+++ Stored records +++
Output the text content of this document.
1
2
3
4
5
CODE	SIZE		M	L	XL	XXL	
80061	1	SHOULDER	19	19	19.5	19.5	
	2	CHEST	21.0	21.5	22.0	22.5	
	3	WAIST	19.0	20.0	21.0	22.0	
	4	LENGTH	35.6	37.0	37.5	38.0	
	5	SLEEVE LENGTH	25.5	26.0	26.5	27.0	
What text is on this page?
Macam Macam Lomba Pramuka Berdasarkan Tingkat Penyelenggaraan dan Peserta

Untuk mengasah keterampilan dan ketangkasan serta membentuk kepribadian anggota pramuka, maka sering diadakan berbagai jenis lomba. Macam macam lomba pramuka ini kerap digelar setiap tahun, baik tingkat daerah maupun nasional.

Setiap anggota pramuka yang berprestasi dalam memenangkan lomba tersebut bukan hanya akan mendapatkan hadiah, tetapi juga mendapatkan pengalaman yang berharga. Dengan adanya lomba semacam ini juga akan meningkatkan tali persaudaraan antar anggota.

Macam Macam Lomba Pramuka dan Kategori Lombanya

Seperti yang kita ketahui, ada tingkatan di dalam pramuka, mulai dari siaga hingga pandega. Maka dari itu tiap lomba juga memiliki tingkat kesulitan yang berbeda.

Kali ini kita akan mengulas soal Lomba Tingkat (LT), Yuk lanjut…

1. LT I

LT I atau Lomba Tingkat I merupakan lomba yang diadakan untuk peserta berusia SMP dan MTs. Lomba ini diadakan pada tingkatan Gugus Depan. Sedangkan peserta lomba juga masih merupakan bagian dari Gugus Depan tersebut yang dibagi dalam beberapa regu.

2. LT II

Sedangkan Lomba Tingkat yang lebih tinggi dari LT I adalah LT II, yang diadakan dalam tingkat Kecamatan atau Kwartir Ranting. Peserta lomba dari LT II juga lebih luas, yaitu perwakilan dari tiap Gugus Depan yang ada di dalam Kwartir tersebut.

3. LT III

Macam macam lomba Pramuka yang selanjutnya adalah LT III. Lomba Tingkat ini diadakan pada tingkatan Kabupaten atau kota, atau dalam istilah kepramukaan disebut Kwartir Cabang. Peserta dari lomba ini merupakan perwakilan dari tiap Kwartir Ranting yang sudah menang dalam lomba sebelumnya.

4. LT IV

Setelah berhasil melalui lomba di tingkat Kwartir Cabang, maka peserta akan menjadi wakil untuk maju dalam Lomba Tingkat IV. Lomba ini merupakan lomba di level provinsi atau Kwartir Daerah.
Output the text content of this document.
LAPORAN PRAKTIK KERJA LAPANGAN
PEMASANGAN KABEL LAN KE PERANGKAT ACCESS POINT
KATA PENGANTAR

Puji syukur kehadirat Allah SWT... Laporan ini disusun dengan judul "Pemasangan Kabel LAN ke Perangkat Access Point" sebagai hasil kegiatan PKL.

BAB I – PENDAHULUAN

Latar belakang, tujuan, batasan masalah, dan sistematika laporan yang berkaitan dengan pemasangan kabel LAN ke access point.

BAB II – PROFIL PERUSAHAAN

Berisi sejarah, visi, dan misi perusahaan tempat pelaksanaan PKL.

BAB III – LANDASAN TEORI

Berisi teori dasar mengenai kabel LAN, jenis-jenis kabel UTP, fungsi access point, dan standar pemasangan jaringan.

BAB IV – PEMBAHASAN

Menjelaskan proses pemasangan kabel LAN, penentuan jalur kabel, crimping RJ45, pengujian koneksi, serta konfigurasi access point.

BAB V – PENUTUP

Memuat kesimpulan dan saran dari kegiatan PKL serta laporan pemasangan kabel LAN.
+++
## [What to do]
Restate the listing above word for word.

## [Result of the exercise]
Output the text content of this document.
1
2
3
4
5
CODE	SIZE		M	L	XL	XXL	
80061	1	SHOULDER	19	19	19.5	19.5	
	2	CHEST	21.0	21.5	22.0	22.5	
	3	WAIST	19.0	20.0	21.0	22.0	
	4	LENGTH	35.6	37.0	37.5	38.0	
	5	SLEEVE LENGTH	25.5	26.0	26.5	27.0	
What text is on this page?
Macam Macam Lomba Pramuka Berdasarkan Tingkat Penyelenggaraan dan Peserta

Untuk mengasah keterampilan dan ketangkasan serta membentuk kepribadian anggota pramuka, maka sering diadakan berbagai jenis lomba. Macam macam lomba pramuka ini kerap digelar setiap tahun, baik tingkat daerah maupun nasional.

Setiap anggota pramuka yang berprestasi dalam memenangkan lomba tersebut bukan hanya akan mendapatkan hadiah, tetapi juga mendapatkan pengalaman yang berharga. Dengan adanya lomba semacam ini juga akan meningkatkan tali persaudaraan antar anggota.

Macam Macam Lomba Pramuka dan Kategori Lombanya

Seperti yang kita ketahui, ada tingkatan di dalam pramuka, mulai dari siaga hingga pandega. Maka dari itu tiap lomba juga memiliki tingkat kesulitan yang berbeda.

Kali ini kita akan mengulas soal Lomba Tingkat (LT), Yuk lanjut…

1. LT I

LT I atau Lomba Tingkat I merupakan lomba yang diadakan untuk peserta berusia SMP dan MTs. Lomba ini diadakan pada tingkatan Gugus Depan. Sedangkan peserta lomba juga masih merupakan bagian dari Gugus Depan tersebut yang dibagi dalam beberapa regu.

2. LT II

Sedangkan Lomba Tingkat yang lebih tinggi dari LT I adalah LT II, yang diadakan dalam tingkat Kecamatan atau Kwartir Ranting. Peserta lomba dari LT II juga lebih luas, yaitu perwakilan dari tiap Gugus Depan yang ada di dalam Kwartir tersebut.

3. LT III

Macam macam lomba Pramuka yang selanjutnya adalah LT III. Lomba Tingkat ini diadakan pada tingkatan Kabupaten atau kota, atau dalam istilah kepramukaan disebut Kwartir Cabang. Peserta dari lomba ini merupakan perwakilan dari tiap Kwartir Ranting yang sudah menang dalam lomba sebelumnya.

4. LT IV

Setelah berhasil melalui lomba di tingkat Kwartir Cabang, maka peserta akan menjadi wakil untuk maju dalam Lomba Tingkat IV. Lomba ini merupakan lomba di level provinsi atau Kwartir Daerah.
Output the text content of this document.
LAPORAN PRAKTIK KERJA LAPANGAN
PEMASANGAN KABEL LAN KE PERANGKAT ACCESS POINT
KATA PENGANTAR

Puji syukur kehadirat Allah SWT... Laporan ini disusun dengan judul "Pemasangan Kabel LAN ke Perangkat Access Point" sebagai hasil kegiatan PKL.

BAB I – PENDAHULUAN

Latar belakang, tujuan, batasan masalah, dan sistematika laporan yang berkaitan dengan pemasangan kabel LAN ke access point.

BAB II – PROFIL PERUSAHAAN

Berisi sejarah, visi, dan misi perusahaan tempat pelaksanaan PKL.

BAB III – LANDASAN TEORI

Berisi teori dasar mengenai kabel LAN, jenis-jenis kabel UTP, fungsi access point, dan standar pemasangan jaringan.

BAB IV – PEMBAHASAN

Menjelaskan proses pemasangan kabel LAN, penentuan jalur kabel, crimping RJ45, pengujian koneksi, serta konfigurasi access point.

BAB V – PENUTUP

Memuat kesimpulan dan saran dari kegiatan PKL serta laporan pemasangan kabel LAN.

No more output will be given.